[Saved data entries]

☆ ☆ ☆

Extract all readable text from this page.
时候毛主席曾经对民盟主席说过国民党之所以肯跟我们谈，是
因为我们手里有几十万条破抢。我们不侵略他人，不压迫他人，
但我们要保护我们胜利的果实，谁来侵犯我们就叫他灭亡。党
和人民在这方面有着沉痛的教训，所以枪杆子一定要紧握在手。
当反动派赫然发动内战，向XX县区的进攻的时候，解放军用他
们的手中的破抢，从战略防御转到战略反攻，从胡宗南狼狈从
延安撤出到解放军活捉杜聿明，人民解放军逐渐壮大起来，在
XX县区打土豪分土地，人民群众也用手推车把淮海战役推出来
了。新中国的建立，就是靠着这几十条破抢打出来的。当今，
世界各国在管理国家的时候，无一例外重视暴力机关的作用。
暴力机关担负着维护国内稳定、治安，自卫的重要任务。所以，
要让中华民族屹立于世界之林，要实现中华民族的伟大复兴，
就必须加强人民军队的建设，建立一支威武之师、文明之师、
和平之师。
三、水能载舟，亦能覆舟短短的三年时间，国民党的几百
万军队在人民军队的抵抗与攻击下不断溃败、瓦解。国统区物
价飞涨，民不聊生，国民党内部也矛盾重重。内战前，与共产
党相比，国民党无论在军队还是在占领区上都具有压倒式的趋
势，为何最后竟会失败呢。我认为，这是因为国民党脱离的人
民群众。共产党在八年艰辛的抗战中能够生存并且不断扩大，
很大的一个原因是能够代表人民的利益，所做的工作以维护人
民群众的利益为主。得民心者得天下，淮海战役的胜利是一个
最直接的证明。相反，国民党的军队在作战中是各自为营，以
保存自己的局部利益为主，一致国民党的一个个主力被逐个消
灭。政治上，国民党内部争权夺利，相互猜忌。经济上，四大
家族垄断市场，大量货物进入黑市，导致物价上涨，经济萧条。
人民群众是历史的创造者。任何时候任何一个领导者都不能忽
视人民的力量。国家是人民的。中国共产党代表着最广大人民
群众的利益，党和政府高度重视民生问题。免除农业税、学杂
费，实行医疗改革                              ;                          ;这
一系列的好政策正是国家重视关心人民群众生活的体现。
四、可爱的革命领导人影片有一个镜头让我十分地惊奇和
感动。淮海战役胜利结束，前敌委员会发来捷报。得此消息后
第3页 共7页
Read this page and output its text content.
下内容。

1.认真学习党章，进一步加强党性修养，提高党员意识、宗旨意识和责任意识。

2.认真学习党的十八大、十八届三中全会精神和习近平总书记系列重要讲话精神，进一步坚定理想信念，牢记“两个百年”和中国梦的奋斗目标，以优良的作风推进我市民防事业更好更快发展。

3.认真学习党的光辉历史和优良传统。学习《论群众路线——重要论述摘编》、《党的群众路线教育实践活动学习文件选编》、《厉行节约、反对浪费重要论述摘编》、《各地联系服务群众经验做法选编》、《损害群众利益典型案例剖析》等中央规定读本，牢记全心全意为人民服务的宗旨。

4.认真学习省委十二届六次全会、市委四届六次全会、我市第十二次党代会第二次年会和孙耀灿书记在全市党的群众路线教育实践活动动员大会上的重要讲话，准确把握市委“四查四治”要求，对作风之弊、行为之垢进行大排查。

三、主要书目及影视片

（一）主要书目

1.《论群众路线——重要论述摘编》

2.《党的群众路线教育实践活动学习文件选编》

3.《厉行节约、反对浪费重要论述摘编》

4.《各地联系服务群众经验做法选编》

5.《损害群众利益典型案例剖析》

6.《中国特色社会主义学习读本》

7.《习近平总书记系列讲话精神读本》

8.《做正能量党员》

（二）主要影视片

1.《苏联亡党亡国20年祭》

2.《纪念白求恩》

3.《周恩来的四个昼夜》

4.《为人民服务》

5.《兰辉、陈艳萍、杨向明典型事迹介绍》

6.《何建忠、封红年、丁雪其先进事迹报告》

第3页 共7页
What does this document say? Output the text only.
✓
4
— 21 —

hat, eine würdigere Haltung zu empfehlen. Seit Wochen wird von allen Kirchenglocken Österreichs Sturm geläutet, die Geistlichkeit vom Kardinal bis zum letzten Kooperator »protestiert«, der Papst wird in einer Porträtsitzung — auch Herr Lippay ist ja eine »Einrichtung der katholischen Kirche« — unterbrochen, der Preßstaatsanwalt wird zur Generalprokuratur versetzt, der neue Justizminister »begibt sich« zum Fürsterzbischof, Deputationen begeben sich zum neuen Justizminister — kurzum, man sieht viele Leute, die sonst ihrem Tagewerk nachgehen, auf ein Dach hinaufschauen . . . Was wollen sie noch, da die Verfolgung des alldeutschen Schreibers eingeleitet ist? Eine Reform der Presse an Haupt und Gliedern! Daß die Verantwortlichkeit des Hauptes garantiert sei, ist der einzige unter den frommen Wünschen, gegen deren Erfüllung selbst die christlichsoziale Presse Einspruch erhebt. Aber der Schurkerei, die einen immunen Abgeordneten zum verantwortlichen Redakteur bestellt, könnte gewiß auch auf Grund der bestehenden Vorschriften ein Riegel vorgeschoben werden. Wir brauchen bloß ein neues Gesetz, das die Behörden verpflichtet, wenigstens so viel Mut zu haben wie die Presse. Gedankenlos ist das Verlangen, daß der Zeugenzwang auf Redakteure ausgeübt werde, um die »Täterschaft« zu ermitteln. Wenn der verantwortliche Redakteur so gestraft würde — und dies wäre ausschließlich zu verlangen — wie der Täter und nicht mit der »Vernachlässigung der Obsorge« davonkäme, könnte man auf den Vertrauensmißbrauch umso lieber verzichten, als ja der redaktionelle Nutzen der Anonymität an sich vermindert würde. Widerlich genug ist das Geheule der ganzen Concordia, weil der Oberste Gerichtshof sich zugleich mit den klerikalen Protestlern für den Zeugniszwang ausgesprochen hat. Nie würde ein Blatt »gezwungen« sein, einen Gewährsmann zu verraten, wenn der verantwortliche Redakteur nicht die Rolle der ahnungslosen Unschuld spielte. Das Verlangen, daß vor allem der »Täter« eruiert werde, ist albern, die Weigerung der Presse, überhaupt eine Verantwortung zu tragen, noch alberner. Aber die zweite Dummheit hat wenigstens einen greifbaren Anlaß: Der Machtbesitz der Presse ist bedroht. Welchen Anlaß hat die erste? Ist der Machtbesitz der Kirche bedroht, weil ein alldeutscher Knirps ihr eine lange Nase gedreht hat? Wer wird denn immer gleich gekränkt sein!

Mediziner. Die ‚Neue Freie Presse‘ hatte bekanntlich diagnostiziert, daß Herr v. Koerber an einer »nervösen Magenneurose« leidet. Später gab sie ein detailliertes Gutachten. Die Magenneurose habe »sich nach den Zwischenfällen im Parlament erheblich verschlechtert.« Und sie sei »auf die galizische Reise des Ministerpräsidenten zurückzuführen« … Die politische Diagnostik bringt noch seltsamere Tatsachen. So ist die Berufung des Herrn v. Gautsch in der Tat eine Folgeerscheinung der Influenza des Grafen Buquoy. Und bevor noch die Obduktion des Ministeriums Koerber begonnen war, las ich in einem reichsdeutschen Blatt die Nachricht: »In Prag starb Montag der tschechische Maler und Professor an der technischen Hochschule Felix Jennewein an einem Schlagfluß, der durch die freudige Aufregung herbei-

☆ ☆ ☆

The exercise —
Pull every line containing the word "各地联系服务群众经验做法选编" out of the material.

Solution below —
3.认真学习党的光辉历史和优良传统。学习《论群众路线——重要论述摘编》、《党的群众路线教育实践活动学习文件选编》、《厉行节约、反对浪费重要论述摘编》、《各地联系服务群众经验做法选编》、《损害群众利益典型案例剖析》等中央规定读本，牢记全心全意为人民服务的宗旨。
4.《各地联系服务群众经验做法选编》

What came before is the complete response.